Exercise goal. Extract all lines containing "arrow".

Data to process.
+---+
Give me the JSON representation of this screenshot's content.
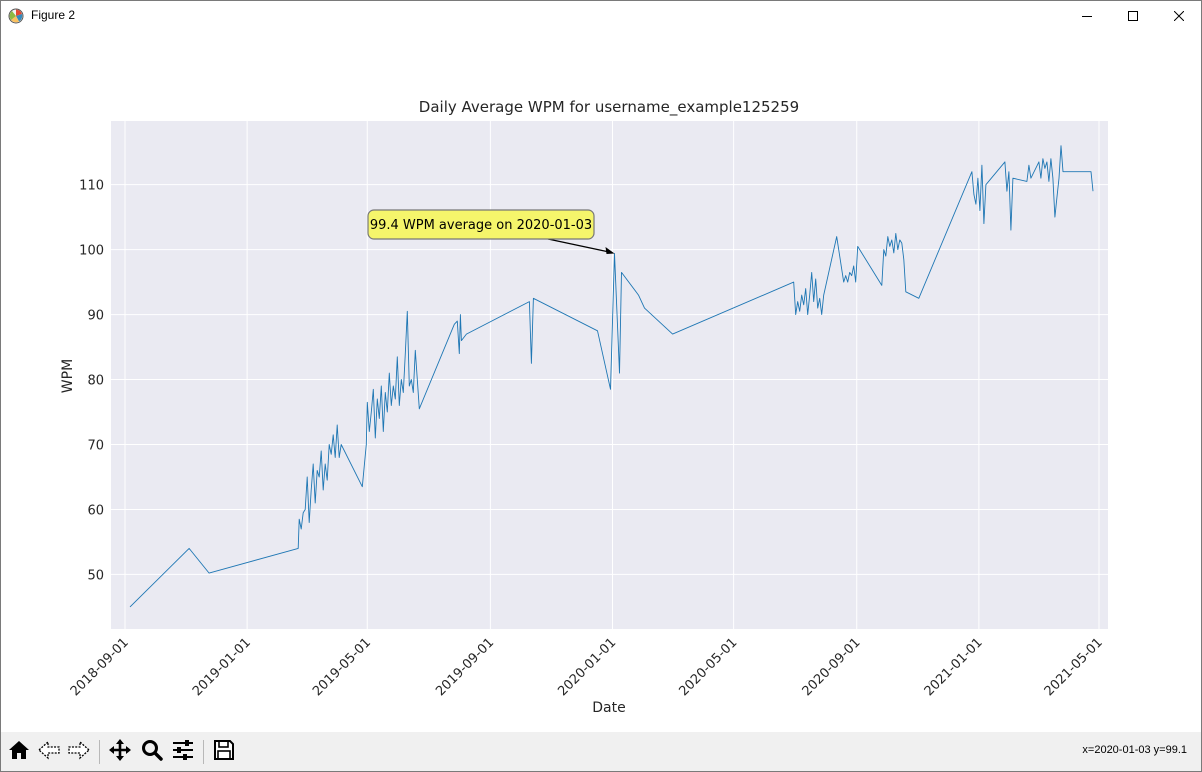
{
  "window": {
    "title": "Figure 2"
  },
  "icons": {
    "app": "matplotlib-icon",
    "minimize": "minimize-icon",
    "maximize": "maximize-icon",
    "close": "close-icon",
    "home": "home-icon",
    "back": "back-arrow-icon",
    "forward": "forward-arrow-icon",
    "pan": "pan-move-icon",
    "zoom": "zoom-magnifier-icon",
    "configure": "configure-subplots-icon",
    "save": "save-disk-icon"
  },
  "status": {
    "text": "x=2020-01-03 y=99.1"
  },
  "chart_data": {
    "type": "line",
    "title": "Daily Average WPM for username_example125259",
    "xlabel": "Date",
    "ylabel": "WPM",
    "x_tick_labels": [
      "2018-09-01",
      "2019-01-01",
      "2019-05-01",
      "2019-09-01",
      "2020-01-01",
      "2020-05-01",
      "2020-09-01",
      "2021-01-01",
      "2021-05-01"
    ],
    "y_ticks": [
      50,
      60,
      70,
      80,
      90,
      100,
      110
    ],
    "xlim": [
      "2018-08-18",
      "2021-05-10"
    ],
    "ylim": [
      41.6,
      119.8
    ],
    "grid": true,
    "background": "#eaeaf2",
    "line_color": "#1f77b4",
    "annotation": {
      "text": "99.4 WPM average on 2020-01-03",
      "x": "2020-01-03",
      "y": 99.4,
      "box_color": "#f5f56b"
    },
    "series": [
      {
        "points": [
          [
            "2018-09-06",
            45.0
          ],
          [
            "2018-11-04",
            54.0
          ],
          [
            "2018-11-24",
            50.2
          ],
          [
            "2019-02-21",
            54.0
          ],
          [
            "2019-02-22",
            58.5
          ],
          [
            "2019-02-24",
            57.0
          ],
          [
            "2019-02-26",
            59.5
          ],
          [
            "2019-02-28",
            60.0
          ],
          [
            "2019-03-02",
            65.0
          ],
          [
            "2019-03-04",
            58.0
          ],
          [
            "2019-03-06",
            63.0
          ],
          [
            "2019-03-08",
            67.0
          ],
          [
            "2019-03-10",
            61.0
          ],
          [
            "2019-03-12",
            66.0
          ],
          [
            "2019-03-14",
            65.0
          ],
          [
            "2019-03-16",
            69.0
          ],
          [
            "2019-03-18",
            63.0
          ],
          [
            "2019-03-20",
            67.0
          ],
          [
            "2019-03-22",
            64.5
          ],
          [
            "2019-03-24",
            70.0
          ],
          [
            "2019-03-26",
            68.5
          ],
          [
            "2019-03-28",
            71.5
          ],
          [
            "2019-03-30",
            68.0
          ],
          [
            "2019-04-01",
            73.0
          ],
          [
            "2019-04-03",
            68.0
          ],
          [
            "2019-04-05",
            70.0
          ],
          [
            "2019-04-26",
            63.5
          ],
          [
            "2019-04-30",
            70.0
          ],
          [
            "2019-05-01",
            76.5
          ],
          [
            "2019-05-03",
            72.0
          ],
          [
            "2019-05-05",
            75.0
          ],
          [
            "2019-05-07",
            78.5
          ],
          [
            "2019-05-09",
            71.0
          ],
          [
            "2019-05-11",
            77.0
          ],
          [
            "2019-05-13",
            74.0
          ],
          [
            "2019-05-15",
            79.0
          ],
          [
            "2019-05-17",
            72.0
          ],
          [
            "2019-05-19",
            78.0
          ],
          [
            "2019-05-21",
            75.0
          ],
          [
            "2019-05-23",
            81.0
          ],
          [
            "2019-05-25",
            76.0
          ],
          [
            "2019-05-27",
            79.0
          ],
          [
            "2019-05-29",
            77.0
          ],
          [
            "2019-05-31",
            83.5
          ],
          [
            "2019-06-02",
            76.0
          ],
          [
            "2019-06-04",
            80.0
          ],
          [
            "2019-06-06",
            78.0
          ],
          [
            "2019-06-08",
            84.0
          ],
          [
            "2019-06-10",
            90.5
          ],
          [
            "2019-06-12",
            79.0
          ],
          [
            "2019-06-14",
            80.0
          ],
          [
            "2019-06-16",
            78.0
          ],
          [
            "2019-06-18",
            84.5
          ],
          [
            "2019-06-22",
            75.5
          ],
          [
            "2019-07-27",
            88.5
          ],
          [
            "2019-07-30",
            89.0
          ],
          [
            "2019-08-01",
            84.0
          ],
          [
            "2019-08-02",
            90.0
          ],
          [
            "2019-08-03",
            86.0
          ],
          [
            "2019-08-08",
            87.0
          ],
          [
            "2019-10-10",
            92.0
          ],
          [
            "2019-10-12",
            82.5
          ],
          [
            "2019-10-14",
            92.5
          ],
          [
            "2019-12-17",
            87.5
          ],
          [
            "2019-12-30",
            78.5
          ],
          [
            "2020-01-03",
            99.4
          ],
          [
            "2020-01-08",
            81.0
          ],
          [
            "2020-01-10",
            96.5
          ],
          [
            "2020-01-27",
            93.0
          ],
          [
            "2020-02-02",
            91.0
          ],
          [
            "2020-03-01",
            87.0
          ],
          [
            "2020-06-30",
            95.0
          ],
          [
            "2020-07-02",
            90.0
          ],
          [
            "2020-07-04",
            92.0
          ],
          [
            "2020-07-06",
            90.5
          ],
          [
            "2020-07-08",
            93.0
          ],
          [
            "2020-07-10",
            91.5
          ],
          [
            "2020-07-12",
            94.0
          ],
          [
            "2020-07-14",
            90.0
          ],
          [
            "2020-07-16",
            93.0
          ],
          [
            "2020-07-18",
            96.5
          ],
          [
            "2020-07-20",
            92.0
          ],
          [
            "2020-07-22",
            95.5
          ],
          [
            "2020-07-24",
            91.0
          ],
          [
            "2020-07-26",
            92.5
          ],
          [
            "2020-07-28",
            90.0
          ],
          [
            "2020-07-30",
            93.0
          ],
          [
            "2020-08-12",
            102.0
          ],
          [
            "2020-08-19",
            95.0
          ],
          [
            "2020-08-21",
            96.0
          ],
          [
            "2020-08-23",
            95.0
          ],
          [
            "2020-08-25",
            96.5
          ],
          [
            "2020-08-27",
            96.0
          ],
          [
            "2020-08-29",
            97.5
          ],
          [
            "2020-08-31",
            95.0
          ],
          [
            "2020-09-02",
            100.5
          ],
          [
            "2020-09-26",
            94.5
          ],
          [
            "2020-09-28",
            100.0
          ],
          [
            "2020-09-30",
            99.0
          ],
          [
            "2020-10-02",
            102.0
          ],
          [
            "2020-10-04",
            100.5
          ],
          [
            "2020-10-06",
            101.5
          ],
          [
            "2020-10-08",
            99.5
          ],
          [
            "2020-10-10",
            102.5
          ],
          [
            "2020-10-12",
            100.0
          ],
          [
            "2020-10-14",
            101.5
          ],
          [
            "2020-10-16",
            101.0
          ],
          [
            "2020-10-18",
            98.5
          ],
          [
            "2020-10-20",
            93.5
          ],
          [
            "2020-11-02",
            92.5
          ],
          [
            "2020-12-25",
            112.0
          ],
          [
            "2020-12-27",
            108.5
          ],
          [
            "2020-12-29",
            107.0
          ],
          [
            "2020-12-31",
            111.0
          ],
          [
            "2021-01-02",
            106.0
          ],
          [
            "2021-01-04",
            113.0
          ],
          [
            "2021-01-06",
            104.0
          ],
          [
            "2021-01-08",
            110.0
          ],
          [
            "2021-01-27",
            113.5
          ],
          [
            "2021-01-29",
            109.0
          ],
          [
            "2021-01-31",
            112.0
          ],
          [
            "2021-02-02",
            103.0
          ],
          [
            "2021-02-04",
            111.0
          ],
          [
            "2021-02-18",
            110.5
          ],
          [
            "2021-02-20",
            113.0
          ],
          [
            "2021-02-22",
            111.0
          ],
          [
            "2021-03-02",
            113.5
          ],
          [
            "2021-03-04",
            111.0
          ],
          [
            "2021-03-06",
            114.0
          ],
          [
            "2021-03-08",
            112.5
          ],
          [
            "2021-03-10",
            113.5
          ],
          [
            "2021-03-12",
            110.5
          ],
          [
            "2021-03-14",
            114.0
          ],
          [
            "2021-03-16",
            111.0
          ],
          [
            "2021-03-18",
            105.0
          ],
          [
            "2021-03-20",
            108.0
          ],
          [
            "2021-03-22",
            111.0
          ],
          [
            "2021-03-24",
            116.0
          ],
          [
            "2021-03-26",
            112.0
          ],
          [
            "2021-04-23",
            112.0
          ],
          [
            "2021-04-25",
            109.0
          ]
        ]
      }
    ]
  }
}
+---+
Result for this task.
    "back": "back-arrow-icon",
    "forward": "forward-arrow-icon",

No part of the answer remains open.